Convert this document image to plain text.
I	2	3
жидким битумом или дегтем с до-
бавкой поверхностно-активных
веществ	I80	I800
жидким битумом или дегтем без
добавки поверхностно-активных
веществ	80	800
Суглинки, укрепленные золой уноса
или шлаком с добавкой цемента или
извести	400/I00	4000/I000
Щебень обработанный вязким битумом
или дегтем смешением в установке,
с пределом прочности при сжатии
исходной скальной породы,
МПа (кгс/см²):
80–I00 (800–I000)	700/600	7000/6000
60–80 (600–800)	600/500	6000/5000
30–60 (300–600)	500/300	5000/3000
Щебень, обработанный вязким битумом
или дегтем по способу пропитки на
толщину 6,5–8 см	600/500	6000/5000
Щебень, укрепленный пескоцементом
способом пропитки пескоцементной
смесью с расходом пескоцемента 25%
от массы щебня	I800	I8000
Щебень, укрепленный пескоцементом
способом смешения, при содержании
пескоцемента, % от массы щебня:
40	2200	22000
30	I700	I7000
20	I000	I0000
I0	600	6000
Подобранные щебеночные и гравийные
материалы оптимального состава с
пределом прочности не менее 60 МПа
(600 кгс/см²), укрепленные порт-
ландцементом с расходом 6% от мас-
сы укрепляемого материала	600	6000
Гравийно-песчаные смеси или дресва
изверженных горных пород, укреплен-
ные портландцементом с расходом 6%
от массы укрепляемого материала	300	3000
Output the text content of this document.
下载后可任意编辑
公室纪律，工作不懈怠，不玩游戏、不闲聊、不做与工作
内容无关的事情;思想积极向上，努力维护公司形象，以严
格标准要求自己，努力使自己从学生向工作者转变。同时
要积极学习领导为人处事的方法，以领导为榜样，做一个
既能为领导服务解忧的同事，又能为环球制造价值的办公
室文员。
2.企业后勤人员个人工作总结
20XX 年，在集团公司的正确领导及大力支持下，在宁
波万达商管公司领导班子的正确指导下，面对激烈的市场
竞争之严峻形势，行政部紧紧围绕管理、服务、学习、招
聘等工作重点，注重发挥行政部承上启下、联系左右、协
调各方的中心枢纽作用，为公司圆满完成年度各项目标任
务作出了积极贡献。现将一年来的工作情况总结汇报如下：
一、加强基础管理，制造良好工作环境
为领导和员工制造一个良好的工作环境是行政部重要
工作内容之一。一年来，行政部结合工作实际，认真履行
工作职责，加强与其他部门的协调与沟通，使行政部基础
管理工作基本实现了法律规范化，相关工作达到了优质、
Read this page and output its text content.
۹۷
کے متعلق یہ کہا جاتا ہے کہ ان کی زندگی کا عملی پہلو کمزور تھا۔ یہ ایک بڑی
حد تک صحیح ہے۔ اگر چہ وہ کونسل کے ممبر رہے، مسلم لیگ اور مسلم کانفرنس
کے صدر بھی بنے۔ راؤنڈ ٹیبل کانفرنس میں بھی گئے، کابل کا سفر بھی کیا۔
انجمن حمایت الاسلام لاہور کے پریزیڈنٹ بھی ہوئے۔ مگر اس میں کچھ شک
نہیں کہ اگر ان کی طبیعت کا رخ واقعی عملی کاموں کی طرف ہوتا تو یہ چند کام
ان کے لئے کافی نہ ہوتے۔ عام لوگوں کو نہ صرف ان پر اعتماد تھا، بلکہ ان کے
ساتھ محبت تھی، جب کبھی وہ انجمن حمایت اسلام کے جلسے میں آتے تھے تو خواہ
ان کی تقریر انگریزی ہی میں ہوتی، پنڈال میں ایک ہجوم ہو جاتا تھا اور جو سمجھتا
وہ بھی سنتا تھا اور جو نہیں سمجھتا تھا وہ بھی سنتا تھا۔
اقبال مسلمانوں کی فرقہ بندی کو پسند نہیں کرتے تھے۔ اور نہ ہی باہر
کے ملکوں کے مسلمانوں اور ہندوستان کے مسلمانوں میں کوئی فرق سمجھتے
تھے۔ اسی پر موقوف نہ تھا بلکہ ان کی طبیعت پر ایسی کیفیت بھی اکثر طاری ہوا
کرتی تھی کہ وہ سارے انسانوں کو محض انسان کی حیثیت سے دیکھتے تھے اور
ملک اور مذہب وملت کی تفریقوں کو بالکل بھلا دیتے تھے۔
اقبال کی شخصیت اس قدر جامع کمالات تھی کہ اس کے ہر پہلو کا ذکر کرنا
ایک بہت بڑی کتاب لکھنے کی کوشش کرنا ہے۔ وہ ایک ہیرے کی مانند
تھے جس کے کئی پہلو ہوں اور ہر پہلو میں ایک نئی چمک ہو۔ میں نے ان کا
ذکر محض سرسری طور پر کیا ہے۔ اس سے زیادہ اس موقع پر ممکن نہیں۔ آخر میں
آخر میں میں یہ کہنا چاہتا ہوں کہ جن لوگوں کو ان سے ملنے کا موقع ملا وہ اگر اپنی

==========

SHORT EXERCISE:
Copy every record above exactly as it appears.

THE REPLY:
Convert this document image to plain text.
I	2	3
жидким битумом или дегтем с до-
бавкой поверхностно-активных
веществ	I80	I800
жидким битумом или дегтем без
добавки поверхностно-активных
веществ	80	800
Суглинки, укрепленные золой уноса
или шлаком с добавкой цемента или
извести	400/I00	4000/I000
Щебень обработанный вязким битумом
или дегтем смешением в установке,
с пределом прочности при сжатии
исходной скальной породы,
МПа (кгс/см²):
80–I00 (800–I000)	700/600	7000/6000
60–80 (600–800)	600/500	6000/5000
30–60 (300–600)	500/300	5000/3000
Щебень, обработанный вязким битумом
или дегтем по способу пропитки на
толщину 6,5–8 см	600/500	6000/5000
Щебень, укрепленный пескоцементом
способом пропитки пескоцементной
смесью с расходом пескоцемента 25%
от массы щебня	I800	I8000
Щебень, укрепленный пескоцементом
способом смешения, при содержании
пескоцемента, % от массы щебня:
40	2200	22000
30	I700	I7000
20	I000	I0000
I0	600	6000
Подобранные щебеночные и гравийные
материалы оптимального состава с
пределом прочности не менее 60 МПа
(600 кгс/см²), укрепленные порт-
ландцементом с расходом 6% от мас-
сы укрепляемого материала	600	6000
Гравийно-песчаные смеси или дресва
изверженных горных пород, укреплен-
ные портландцементом с расходом 6%
от массы укрепляемого материала	300	3000
Output the text content of this document.
下载后可任意编辑
公室纪律，工作不懈怠，不玩游戏、不闲聊、不做与工作
内容无关的事情;思想积极向上，努力维护公司形象，以严
格标准要求自己，努力使自己从学生向工作者转变。同时
要积极学习领导为人处事的方法，以领导为榜样，做一个
既能为领导服务解忧的同事，又能为环球制造价值的办公
室文员。
2.企业后勤人员个人工作总结
20XX 年，在集团公司的正确领导及大力支持下，在宁
波万达商管公司领导班子的正确指导下，面对激烈的市场
竞争之严峻形势，行政部紧紧围绕管理、服务、学习、招
聘等工作重点，注重发挥行政部承上启下、联系左右、协
调各方的中心枢纽作用，为公司圆满完成年度各项目标任
务作出了积极贡献。现将一年来的工作情况总结汇报如下：
一、加强基础管理，制造良好工作环境
为领导和员工制造一个良好的工作环境是行政部重要
工作内容之一。一年来，行政部结合工作实际，认真履行
工作职责，加强与其他部门的协调与沟通，使行政部基础
管理工作基本实现了法律规范化，相关工作达到了优质、
Read this page and output its text content.
۹۷
کے متعلق یہ کہا جاتا ہے کہ ان کی زندگی کا عملی پہلو کمزور تھا۔ یہ ایک بڑی
حد تک صحیح ہے۔ اگر چہ وہ کونسل کے ممبر رہے، مسلم لیگ اور مسلم کانفرنس
کے صدر بھی بنے۔ راؤنڈ ٹیبل کانفرنس میں بھی گئے، کابل کا سفر بھی کیا۔
انجمن حمایت الاسلام لاہور کے پریزیڈنٹ بھی ہوئے۔ مگر اس میں کچھ شک
نہیں کہ اگر ان کی طبیعت کا رخ واقعی عملی کاموں کی طرف ہوتا تو یہ چند کام
ان کے لئے کافی نہ ہوتے۔ عام لوگوں کو نہ صرف ان پر اعتماد تھا، بلکہ ان کے
ساتھ محبت تھی، جب کبھی وہ انجمن حمایت اسلام کے جلسے میں آتے تھے تو خواہ
ان کی تقریر انگریزی ہی میں ہوتی، پنڈال میں ایک ہجوم ہو جاتا تھا اور جو سمجھتا
وہ بھی سنتا تھا اور جو نہیں سمجھتا تھا وہ بھی سنتا تھا۔
اقبال مسلمانوں کی فرقہ بندی کو پسند نہیں کرتے تھے۔ اور نہ ہی باہر
کے ملکوں کے مسلمانوں اور ہندوستان کے مسلمانوں میں کوئی فرق سمجھتے
تھے۔ اسی پر موقوف نہ تھا بلکہ ان کی طبیعت پر ایسی کیفیت بھی اکثر طاری ہوا
کرتی تھی کہ وہ سارے انسانوں کو محض انسان کی حیثیت سے دیکھتے تھے اور
ملک اور مذہب وملت کی تفریقوں کو بالکل بھلا دیتے تھے۔
اقبال کی شخصیت اس قدر جامع کمالات تھی کہ اس کے ہر پہلو کا ذکر کرنا
ایک بہت بڑی کتاب لکھنے کی کوشش کرنا ہے۔ وہ ایک ہیرے کی مانند
تھے جس کے کئی پہلو ہوں اور ہر پہلو میں ایک نئی چمک ہو۔ میں نے ان کا
ذکر محض سرسری طور پر کیا ہے۔ اس سے زیادہ اس موقع پر ممکن نہیں۔ آخر میں
آخر میں میں یہ کہنا چاہتا ہوں کہ جن لوگوں کو ان سے ملنے کا موقع ملا وہ اگر اپنی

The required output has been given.